• _Set task_
Would you pull out every line of the material that contains the string "name"?

• _Materials provided_
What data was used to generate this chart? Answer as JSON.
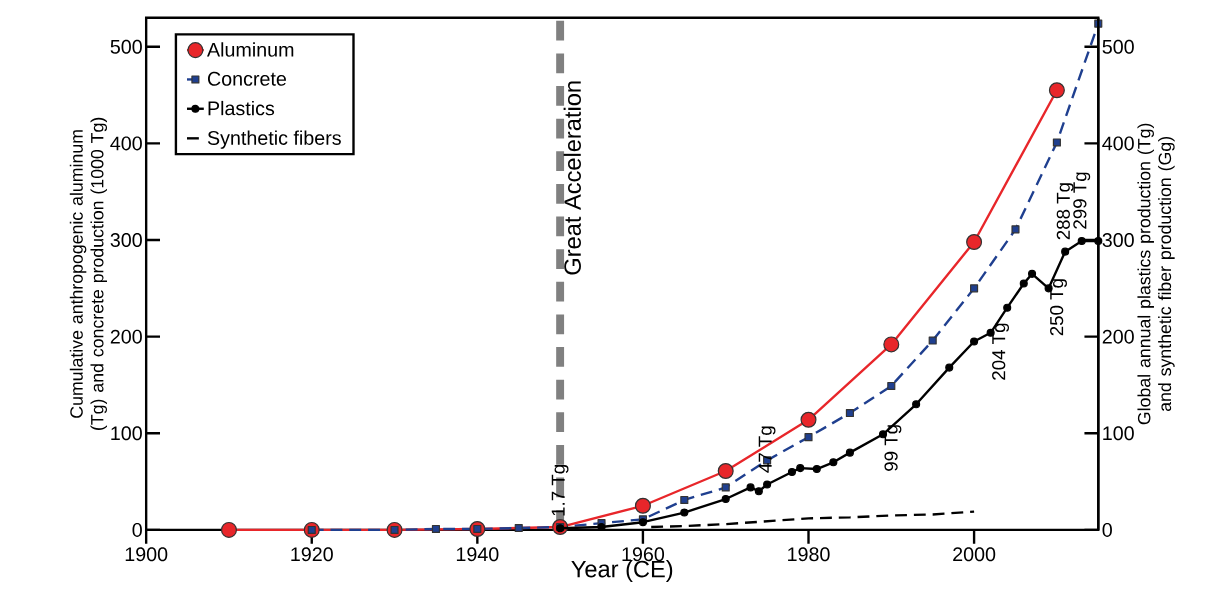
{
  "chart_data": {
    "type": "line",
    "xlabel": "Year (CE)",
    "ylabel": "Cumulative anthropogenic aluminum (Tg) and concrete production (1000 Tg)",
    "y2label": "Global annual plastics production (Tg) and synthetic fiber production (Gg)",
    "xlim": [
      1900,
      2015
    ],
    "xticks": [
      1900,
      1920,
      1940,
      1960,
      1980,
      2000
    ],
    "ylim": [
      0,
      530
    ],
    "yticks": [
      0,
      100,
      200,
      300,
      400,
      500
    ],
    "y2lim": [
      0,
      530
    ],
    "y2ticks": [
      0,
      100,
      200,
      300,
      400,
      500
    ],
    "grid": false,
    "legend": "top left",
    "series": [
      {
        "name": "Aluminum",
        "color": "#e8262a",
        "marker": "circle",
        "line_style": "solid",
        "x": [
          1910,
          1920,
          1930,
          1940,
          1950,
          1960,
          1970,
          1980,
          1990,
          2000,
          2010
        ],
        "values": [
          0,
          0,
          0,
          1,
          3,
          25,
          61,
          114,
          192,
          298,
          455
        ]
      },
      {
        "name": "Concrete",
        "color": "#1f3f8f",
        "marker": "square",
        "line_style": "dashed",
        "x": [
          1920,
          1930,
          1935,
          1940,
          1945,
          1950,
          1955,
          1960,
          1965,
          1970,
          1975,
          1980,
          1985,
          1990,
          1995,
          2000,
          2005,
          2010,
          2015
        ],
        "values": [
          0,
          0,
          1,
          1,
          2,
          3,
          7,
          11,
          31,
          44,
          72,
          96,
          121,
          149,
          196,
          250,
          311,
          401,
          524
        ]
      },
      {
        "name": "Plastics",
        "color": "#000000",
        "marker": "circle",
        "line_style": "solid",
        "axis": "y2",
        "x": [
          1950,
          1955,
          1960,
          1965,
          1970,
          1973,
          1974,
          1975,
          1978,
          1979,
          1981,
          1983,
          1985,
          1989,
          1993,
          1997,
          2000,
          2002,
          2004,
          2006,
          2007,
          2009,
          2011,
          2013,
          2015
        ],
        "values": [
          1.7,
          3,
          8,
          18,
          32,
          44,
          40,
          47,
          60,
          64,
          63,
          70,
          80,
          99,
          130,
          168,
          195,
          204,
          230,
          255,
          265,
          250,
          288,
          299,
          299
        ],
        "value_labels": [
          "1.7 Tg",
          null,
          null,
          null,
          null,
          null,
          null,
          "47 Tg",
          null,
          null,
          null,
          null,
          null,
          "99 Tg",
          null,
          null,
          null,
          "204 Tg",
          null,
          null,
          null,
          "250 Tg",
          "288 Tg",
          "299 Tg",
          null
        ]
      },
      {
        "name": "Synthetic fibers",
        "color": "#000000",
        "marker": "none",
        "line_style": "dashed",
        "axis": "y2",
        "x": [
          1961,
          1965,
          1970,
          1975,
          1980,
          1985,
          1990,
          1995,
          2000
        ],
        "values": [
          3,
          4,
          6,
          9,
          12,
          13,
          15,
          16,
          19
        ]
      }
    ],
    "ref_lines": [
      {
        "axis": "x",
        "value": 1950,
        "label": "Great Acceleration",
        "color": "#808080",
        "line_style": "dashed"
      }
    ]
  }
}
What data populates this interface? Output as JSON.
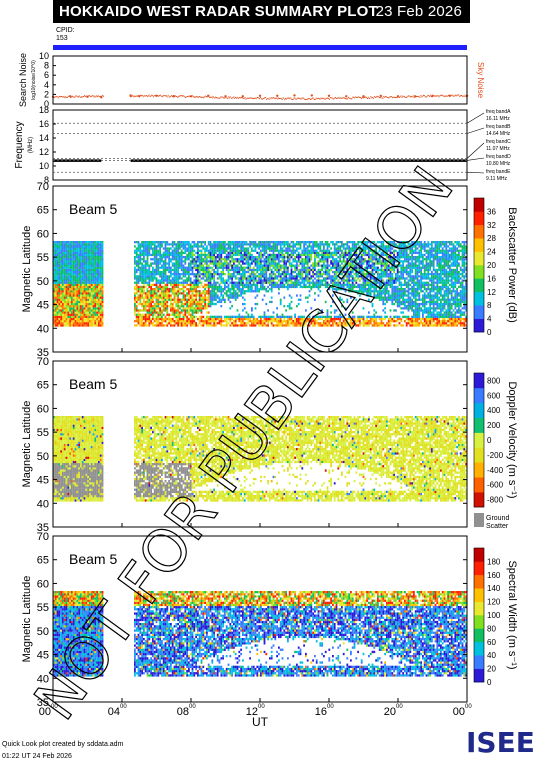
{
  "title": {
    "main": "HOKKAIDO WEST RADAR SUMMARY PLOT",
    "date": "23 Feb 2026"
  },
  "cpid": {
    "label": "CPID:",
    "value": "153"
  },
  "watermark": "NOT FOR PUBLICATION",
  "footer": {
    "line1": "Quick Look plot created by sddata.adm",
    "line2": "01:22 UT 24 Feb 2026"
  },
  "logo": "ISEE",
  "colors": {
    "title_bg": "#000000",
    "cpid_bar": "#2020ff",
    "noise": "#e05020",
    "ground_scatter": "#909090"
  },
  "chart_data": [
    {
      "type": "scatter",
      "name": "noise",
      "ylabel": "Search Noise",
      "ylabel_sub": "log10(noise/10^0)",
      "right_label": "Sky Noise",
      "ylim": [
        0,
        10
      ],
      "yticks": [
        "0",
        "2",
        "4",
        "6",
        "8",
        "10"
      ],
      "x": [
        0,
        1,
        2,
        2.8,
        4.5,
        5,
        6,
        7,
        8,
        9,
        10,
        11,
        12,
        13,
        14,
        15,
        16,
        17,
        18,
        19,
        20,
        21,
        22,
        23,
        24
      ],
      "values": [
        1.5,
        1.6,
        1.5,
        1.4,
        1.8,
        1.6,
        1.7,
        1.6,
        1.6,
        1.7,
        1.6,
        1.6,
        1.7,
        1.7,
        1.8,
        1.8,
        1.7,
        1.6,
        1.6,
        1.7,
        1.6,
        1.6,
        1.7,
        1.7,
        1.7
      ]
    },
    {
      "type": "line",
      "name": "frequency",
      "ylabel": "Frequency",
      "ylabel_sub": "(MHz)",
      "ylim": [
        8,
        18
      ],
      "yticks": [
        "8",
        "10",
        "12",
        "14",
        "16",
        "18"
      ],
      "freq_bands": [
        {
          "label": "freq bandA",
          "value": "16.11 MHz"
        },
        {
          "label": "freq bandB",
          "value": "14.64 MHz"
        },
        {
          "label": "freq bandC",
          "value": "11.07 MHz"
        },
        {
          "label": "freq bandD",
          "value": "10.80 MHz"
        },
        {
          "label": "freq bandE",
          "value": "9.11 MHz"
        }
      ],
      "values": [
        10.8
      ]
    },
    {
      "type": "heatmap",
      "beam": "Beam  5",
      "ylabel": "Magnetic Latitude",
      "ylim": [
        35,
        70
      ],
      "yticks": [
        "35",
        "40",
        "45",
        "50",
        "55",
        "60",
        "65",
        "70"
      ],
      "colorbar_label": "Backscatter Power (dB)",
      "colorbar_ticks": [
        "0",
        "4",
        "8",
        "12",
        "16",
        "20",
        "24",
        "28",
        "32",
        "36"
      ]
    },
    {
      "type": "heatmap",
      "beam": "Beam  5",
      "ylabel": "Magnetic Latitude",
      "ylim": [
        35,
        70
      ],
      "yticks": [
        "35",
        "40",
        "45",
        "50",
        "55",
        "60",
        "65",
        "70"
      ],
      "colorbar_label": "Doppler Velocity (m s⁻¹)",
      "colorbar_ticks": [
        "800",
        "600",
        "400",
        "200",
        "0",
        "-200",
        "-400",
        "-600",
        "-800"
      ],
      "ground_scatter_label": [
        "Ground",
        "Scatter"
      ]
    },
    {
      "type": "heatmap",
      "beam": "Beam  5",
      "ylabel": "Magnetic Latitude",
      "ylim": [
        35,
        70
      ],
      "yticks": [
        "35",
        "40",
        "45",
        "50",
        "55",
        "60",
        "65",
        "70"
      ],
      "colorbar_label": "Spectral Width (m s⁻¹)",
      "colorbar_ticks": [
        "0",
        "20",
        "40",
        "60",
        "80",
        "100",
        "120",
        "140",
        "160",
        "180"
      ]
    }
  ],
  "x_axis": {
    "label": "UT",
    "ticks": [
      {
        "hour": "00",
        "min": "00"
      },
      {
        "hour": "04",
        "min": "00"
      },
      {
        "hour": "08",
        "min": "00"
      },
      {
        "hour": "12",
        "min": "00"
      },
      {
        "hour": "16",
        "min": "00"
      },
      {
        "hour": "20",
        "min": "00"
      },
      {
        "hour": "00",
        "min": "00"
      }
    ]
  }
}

• _Task solution_
        "name": "Aluminum",
        "name": "Concrete",
        "name": "Plastics",
        "name": "Synthetic fibers",
      "name": "noise",
      "name": "frequency",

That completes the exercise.